Records from a collection
:::::

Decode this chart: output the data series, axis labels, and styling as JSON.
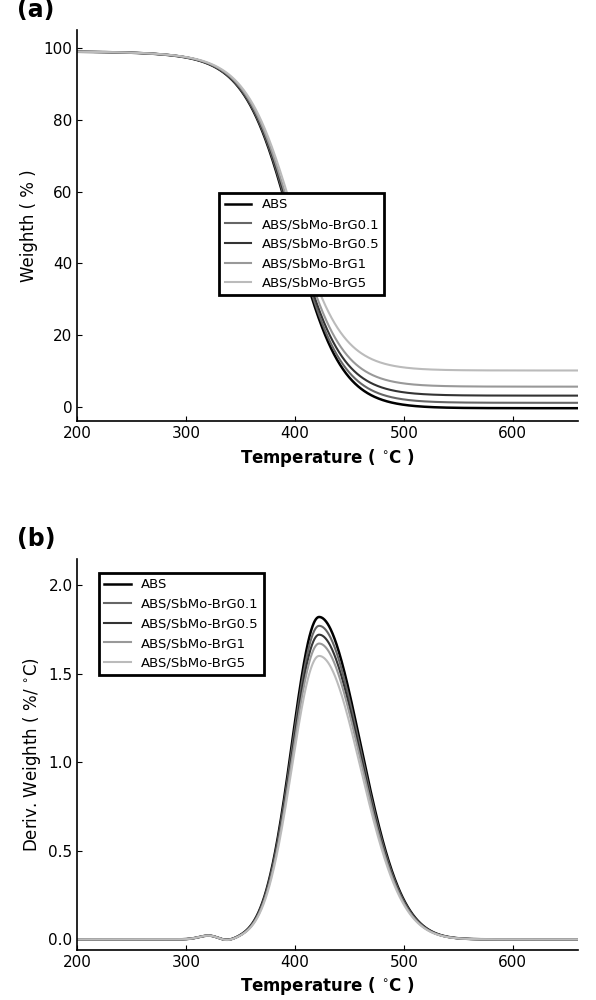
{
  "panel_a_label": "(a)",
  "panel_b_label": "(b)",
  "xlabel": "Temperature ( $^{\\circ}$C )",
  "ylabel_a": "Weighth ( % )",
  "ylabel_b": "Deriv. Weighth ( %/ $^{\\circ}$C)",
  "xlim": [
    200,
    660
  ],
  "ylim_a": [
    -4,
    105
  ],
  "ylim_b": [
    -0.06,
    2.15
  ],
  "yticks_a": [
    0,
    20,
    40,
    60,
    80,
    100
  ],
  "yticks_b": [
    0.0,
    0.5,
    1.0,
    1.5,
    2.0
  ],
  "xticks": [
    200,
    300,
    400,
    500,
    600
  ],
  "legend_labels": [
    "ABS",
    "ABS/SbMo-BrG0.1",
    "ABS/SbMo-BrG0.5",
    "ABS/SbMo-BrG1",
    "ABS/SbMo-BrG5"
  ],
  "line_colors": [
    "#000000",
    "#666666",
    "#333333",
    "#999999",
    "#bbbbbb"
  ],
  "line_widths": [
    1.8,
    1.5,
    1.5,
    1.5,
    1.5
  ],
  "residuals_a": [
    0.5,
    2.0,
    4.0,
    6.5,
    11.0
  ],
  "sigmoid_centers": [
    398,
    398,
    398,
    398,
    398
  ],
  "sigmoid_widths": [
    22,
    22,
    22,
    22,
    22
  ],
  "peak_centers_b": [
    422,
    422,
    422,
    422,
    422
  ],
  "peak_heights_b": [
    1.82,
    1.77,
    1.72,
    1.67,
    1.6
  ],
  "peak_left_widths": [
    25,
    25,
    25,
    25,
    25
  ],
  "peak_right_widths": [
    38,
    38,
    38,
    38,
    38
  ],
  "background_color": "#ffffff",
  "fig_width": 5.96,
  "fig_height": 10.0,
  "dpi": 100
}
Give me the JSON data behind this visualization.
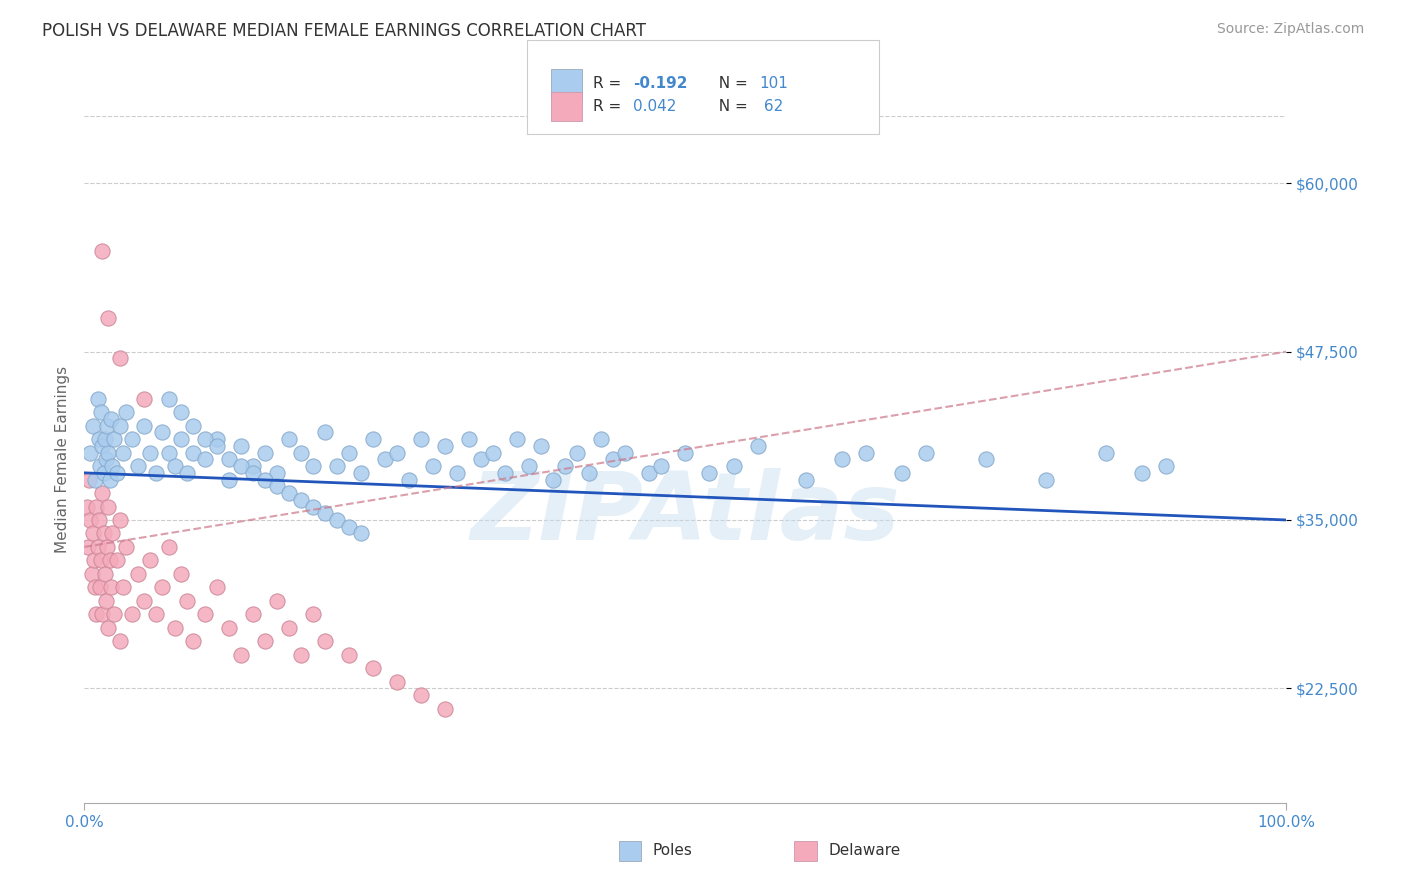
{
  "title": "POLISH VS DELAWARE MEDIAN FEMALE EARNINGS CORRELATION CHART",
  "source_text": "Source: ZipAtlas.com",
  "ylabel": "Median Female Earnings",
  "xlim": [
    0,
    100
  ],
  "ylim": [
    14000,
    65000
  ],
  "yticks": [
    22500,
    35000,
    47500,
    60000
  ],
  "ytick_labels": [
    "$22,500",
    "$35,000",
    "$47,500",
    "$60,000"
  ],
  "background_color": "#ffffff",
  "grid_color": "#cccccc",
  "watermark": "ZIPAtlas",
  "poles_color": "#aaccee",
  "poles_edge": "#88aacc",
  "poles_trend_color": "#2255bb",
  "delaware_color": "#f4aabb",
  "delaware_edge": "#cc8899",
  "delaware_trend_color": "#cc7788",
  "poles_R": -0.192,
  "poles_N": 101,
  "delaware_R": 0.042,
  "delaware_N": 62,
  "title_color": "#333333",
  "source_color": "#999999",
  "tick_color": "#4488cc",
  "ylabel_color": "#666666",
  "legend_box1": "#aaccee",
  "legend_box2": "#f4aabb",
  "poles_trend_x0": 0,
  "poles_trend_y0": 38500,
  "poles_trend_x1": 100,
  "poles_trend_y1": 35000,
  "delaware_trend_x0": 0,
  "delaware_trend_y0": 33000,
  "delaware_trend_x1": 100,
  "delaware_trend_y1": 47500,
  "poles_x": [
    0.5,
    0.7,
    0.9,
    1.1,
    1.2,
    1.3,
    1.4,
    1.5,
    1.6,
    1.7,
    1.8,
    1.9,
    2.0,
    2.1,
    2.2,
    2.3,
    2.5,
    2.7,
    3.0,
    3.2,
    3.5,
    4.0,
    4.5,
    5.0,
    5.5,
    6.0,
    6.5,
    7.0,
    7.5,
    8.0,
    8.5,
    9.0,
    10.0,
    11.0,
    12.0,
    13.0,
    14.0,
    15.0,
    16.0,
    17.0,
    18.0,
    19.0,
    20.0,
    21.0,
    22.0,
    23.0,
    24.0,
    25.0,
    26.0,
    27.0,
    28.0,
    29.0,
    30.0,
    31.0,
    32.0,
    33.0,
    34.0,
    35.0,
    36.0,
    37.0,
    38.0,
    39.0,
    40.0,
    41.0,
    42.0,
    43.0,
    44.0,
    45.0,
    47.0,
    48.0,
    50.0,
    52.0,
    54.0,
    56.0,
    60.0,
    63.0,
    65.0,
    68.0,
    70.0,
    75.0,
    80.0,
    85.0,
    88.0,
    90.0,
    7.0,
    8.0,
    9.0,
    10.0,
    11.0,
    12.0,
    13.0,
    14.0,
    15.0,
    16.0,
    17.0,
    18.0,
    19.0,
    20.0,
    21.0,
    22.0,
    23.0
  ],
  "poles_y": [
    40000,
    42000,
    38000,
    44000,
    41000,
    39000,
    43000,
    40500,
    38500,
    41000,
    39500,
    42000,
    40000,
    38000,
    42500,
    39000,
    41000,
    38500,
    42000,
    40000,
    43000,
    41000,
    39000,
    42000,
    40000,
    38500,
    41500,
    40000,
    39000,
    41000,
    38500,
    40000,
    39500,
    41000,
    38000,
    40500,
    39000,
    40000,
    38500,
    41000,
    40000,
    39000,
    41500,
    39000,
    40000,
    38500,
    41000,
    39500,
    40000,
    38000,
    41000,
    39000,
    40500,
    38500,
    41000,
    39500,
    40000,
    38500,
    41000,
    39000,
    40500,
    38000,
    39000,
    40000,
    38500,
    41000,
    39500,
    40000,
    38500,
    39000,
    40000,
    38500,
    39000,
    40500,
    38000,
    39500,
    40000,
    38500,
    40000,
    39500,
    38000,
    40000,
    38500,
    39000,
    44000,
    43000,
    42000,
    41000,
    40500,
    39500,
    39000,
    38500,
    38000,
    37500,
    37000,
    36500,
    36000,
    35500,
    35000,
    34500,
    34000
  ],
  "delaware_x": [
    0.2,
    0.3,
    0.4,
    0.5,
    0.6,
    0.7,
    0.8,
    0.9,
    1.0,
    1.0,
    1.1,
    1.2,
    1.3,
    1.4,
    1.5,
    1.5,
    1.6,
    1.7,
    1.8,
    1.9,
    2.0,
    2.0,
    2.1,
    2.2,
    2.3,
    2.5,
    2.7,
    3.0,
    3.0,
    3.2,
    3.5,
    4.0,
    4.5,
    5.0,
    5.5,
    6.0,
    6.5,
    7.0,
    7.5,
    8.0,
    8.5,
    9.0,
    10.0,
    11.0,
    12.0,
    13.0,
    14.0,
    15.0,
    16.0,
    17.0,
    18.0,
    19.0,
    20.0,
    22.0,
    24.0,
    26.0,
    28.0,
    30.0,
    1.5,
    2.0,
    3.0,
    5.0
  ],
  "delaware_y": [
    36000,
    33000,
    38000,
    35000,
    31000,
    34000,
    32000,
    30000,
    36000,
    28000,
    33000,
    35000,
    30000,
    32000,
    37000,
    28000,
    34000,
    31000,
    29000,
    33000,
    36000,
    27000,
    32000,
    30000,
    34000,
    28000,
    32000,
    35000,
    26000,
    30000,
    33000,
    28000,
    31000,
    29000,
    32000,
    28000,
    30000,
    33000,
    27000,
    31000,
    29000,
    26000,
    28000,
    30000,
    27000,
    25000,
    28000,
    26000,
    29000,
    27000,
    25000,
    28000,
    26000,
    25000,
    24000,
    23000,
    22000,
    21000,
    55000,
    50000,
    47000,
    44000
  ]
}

:::::

> _Exercise_
In the records above, find each line with the word "this" and copy it.

> _Response to the exercise_
Decode this chart: output the data series, axis labels, and styling as JSON.
Give me the JSON data behind this visualization.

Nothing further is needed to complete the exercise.